Identify the lines that contain the word "Aviso", then copy them.

# Data for this exercise start

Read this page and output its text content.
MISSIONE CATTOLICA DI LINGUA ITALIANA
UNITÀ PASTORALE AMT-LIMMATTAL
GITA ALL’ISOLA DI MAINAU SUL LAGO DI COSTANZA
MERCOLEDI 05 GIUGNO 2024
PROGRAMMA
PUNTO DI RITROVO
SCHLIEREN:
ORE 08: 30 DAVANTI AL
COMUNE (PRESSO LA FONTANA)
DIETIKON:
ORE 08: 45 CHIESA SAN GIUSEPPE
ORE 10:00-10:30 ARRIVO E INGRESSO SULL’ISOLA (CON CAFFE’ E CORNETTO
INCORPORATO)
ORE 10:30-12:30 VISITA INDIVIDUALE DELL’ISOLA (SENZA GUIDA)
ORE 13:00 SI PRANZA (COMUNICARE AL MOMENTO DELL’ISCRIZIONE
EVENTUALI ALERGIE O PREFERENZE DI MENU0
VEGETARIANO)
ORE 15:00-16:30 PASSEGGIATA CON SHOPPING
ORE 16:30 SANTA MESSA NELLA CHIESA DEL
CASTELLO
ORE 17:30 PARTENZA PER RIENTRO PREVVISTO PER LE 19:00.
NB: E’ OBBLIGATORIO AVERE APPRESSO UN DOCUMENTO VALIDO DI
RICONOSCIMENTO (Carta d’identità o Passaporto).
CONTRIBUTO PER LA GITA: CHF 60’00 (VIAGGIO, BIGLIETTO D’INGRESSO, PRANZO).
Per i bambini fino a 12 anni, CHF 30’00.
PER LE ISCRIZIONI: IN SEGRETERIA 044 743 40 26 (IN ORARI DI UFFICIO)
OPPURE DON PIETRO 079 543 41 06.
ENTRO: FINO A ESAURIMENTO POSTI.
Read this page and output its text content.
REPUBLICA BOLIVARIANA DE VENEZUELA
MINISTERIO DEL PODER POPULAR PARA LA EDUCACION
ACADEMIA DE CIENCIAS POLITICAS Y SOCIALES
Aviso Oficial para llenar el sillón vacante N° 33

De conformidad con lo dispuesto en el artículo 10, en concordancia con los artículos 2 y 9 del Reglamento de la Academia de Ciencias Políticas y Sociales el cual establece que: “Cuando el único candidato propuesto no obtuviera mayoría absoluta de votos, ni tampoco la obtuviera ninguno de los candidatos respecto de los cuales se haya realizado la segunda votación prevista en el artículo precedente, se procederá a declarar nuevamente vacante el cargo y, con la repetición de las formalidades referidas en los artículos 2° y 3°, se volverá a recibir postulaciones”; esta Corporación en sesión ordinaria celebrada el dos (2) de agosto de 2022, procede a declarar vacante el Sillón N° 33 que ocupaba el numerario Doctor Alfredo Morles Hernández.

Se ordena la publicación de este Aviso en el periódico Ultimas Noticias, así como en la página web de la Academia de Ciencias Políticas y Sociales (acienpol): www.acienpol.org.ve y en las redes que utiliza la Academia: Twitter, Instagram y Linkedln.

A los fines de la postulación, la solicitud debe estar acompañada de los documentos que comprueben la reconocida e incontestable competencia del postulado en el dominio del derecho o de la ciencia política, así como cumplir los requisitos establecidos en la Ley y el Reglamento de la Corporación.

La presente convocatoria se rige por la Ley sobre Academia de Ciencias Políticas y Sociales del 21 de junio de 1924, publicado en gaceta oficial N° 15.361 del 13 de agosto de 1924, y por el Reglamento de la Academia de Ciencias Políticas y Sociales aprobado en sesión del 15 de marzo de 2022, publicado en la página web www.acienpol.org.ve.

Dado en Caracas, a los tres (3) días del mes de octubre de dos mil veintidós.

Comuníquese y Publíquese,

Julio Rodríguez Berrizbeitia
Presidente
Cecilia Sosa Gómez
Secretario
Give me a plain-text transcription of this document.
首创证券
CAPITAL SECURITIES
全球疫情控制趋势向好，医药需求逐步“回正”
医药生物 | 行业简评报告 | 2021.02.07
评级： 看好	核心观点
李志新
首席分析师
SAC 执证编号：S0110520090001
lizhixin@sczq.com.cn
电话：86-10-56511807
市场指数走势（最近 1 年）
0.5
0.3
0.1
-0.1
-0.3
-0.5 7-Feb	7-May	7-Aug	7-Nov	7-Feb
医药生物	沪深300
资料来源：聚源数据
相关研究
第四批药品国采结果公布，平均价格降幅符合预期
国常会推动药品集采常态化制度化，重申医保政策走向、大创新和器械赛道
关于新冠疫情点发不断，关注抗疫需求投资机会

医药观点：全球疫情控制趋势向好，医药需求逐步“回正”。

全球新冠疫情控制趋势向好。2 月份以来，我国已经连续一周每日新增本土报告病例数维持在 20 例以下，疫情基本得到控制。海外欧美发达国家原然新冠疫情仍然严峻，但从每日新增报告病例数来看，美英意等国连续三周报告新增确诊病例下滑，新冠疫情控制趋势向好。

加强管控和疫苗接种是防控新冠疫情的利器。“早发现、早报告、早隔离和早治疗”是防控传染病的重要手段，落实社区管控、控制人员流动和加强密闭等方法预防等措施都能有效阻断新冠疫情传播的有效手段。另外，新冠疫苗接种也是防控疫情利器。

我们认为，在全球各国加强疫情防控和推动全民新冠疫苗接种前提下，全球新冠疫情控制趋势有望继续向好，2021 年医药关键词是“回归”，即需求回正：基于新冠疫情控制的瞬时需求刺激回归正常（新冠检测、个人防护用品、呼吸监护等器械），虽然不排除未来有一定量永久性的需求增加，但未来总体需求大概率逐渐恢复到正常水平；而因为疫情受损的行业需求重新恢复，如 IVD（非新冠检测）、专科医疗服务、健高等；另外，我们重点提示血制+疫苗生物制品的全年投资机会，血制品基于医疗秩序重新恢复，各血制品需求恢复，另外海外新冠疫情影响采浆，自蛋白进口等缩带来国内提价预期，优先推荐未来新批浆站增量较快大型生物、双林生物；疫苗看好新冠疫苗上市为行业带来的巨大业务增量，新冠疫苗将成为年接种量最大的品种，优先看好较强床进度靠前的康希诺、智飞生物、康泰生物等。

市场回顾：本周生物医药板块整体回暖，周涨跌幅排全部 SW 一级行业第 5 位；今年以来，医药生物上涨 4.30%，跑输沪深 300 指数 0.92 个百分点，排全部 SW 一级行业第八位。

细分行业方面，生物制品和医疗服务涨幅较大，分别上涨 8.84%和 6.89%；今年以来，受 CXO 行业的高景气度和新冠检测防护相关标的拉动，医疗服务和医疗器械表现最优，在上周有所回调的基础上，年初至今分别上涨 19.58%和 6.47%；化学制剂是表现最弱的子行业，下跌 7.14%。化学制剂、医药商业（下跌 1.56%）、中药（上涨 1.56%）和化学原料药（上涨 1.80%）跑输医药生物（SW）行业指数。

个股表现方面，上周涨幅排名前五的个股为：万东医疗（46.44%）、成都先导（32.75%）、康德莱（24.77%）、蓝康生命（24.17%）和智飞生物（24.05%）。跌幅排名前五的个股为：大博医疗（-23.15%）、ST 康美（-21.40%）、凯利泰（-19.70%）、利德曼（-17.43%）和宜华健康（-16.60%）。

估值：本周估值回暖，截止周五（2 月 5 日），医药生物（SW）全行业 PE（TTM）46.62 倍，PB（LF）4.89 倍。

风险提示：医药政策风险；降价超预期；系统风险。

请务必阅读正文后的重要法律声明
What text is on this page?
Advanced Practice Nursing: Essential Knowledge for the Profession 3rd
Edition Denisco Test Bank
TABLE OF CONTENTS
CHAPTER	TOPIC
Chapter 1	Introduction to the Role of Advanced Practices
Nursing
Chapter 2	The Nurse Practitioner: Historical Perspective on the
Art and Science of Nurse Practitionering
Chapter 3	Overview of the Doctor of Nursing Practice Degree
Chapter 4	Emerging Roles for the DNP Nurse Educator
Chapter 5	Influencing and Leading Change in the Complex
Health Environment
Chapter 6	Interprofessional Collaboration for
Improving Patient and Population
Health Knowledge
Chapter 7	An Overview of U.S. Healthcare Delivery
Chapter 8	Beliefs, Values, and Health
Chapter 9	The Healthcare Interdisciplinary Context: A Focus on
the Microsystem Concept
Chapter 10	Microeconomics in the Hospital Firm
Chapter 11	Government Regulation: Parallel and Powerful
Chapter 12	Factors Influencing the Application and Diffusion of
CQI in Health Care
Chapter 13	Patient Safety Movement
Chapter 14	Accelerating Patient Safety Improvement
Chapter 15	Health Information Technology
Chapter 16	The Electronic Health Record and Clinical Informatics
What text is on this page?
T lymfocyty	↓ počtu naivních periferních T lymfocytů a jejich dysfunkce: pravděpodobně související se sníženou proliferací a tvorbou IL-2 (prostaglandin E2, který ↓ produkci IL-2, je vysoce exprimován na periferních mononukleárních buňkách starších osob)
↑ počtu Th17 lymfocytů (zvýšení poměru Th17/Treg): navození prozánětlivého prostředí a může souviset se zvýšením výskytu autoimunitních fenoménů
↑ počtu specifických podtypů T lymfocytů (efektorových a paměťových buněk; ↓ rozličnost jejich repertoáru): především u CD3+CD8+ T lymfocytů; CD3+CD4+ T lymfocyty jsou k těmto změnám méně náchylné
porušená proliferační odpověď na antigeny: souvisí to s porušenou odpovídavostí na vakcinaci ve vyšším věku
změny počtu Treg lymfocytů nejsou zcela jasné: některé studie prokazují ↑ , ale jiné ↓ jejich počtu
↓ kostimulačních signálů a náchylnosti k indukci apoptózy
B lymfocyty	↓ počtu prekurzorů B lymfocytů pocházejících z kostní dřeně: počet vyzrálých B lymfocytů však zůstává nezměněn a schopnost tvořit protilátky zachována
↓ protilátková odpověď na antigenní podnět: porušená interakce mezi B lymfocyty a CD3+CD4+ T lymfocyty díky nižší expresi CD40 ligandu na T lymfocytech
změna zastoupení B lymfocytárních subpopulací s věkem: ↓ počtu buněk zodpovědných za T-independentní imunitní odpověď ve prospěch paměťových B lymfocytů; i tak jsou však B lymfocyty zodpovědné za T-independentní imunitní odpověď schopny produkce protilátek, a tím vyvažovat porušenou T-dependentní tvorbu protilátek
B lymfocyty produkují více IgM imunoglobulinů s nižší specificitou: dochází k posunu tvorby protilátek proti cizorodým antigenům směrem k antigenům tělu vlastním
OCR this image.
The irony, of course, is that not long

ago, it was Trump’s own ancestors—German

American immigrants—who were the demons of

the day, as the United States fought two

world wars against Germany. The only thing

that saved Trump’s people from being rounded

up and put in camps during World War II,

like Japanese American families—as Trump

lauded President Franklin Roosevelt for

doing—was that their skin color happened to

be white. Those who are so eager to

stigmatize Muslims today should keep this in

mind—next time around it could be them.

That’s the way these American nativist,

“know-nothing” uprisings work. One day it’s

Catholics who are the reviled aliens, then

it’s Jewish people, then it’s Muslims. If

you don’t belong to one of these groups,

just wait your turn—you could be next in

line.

# Data for this exercise end

Final result:
Aviso Oficial para llenar el sillón vacante N° 33
Se ordena la publicación de este Aviso en el periódico Ultimas Noticias, así como en la página web de la Academia de Ciencias Políticas y Sociales (acienpol): www.acienpol.org.ve y en las redes que utiliza la Academia: Twitter, Instagram y Linkedln.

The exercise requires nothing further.